_DOCUMENT:_
** Start **

So I'm an elementary school teacher. My principal has given me the fantastic opportunity to job-share next year, which means I would work 3 days on, 2 days off (or something similar). Another colleague/friend wants to do the other half. I am so lucky to have the chance to do this, but I am totally torn...
1. I'm worried that it will end up being just as much work as a full-time teaching gig. My partner teacher and I would have to coordinate our schedules to plan units together (my district does not have a set curriculum). We'd also have to keep one another in the loop about students, progress, etc.
2. The friend who wants to take the other half of the job has made me uncomfortable in the past with her teaching practices.I have a super hard time being honest and open about how I'm feeling, so I'm afraid I'll just stew and be miserable. Totally accept this is my own issue; just nervous I won't be able to get past it before or during the year.
My real hopes is to find a part-time teaching gig that does not involve job-sharing (i.e. interventionist), but not sure if any will become available by the fall. If I say no to job-sharing and nothing comes up, I'll have to go back to my full-time classroom. Of course, the whole point is so I can stay home with my little man for half the time!
I'd love your thoughts and opinions! Thanks in advance!
Re: Job-Sharing??? Would love opinions!

** End **

_DATA:_
** Start **

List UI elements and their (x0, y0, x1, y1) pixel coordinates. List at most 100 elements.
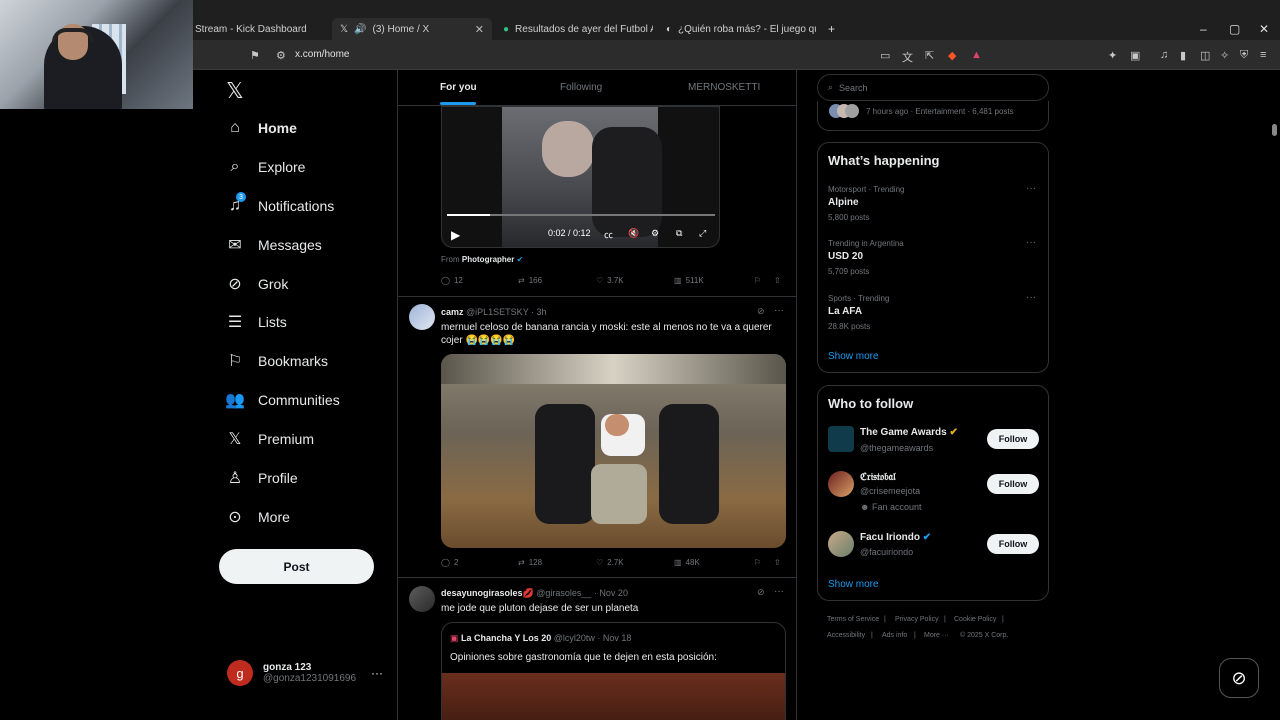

** End **

Write out the full job-sharing post again, word for word. The lines play no part in what is asked here.

_EXPECTED ANSWER:_
So I'm an elementary school teacher. My principal has given me the fantastic opportunity to job-share next year, which means I would work 3 days on, 2 days off (or something similar). Another colleague/friend wants to do the other half. I am so lucky to have the chance to do this, but I am totally torn...
1. I'm worried that it will end up being just as much work as a full-time teaching gig. My partner teacher and I would have to coordinate our schedules to plan units together (my district does not have a set curriculum). We'd also have to keep one another in the loop about students, progress, etc.
2. The friend who wants to take the other half of the job has made me uncomfortable in the past with her teaching practices.I have a super hard time being honest and open about how I'm feeling, so I'm afraid I'll just stew and be miserable. Totally accept this is my own issue; just nervous I won't be able to get past it before or during the year.
My real hopes is to find a part-time teaching gig that does not involve job-sharing (i.e. interventionist), but not sure if any will become available by the fall. If I say no to job-sharing and nothing comes up, I'll have to go back to my full-time classroom. Of course, the whole point is so I can stay home with my little man for half the time!
I'd love your thoughts and opinions! Thanks in advance!
Re: Job-Sharing??? Would love opinions!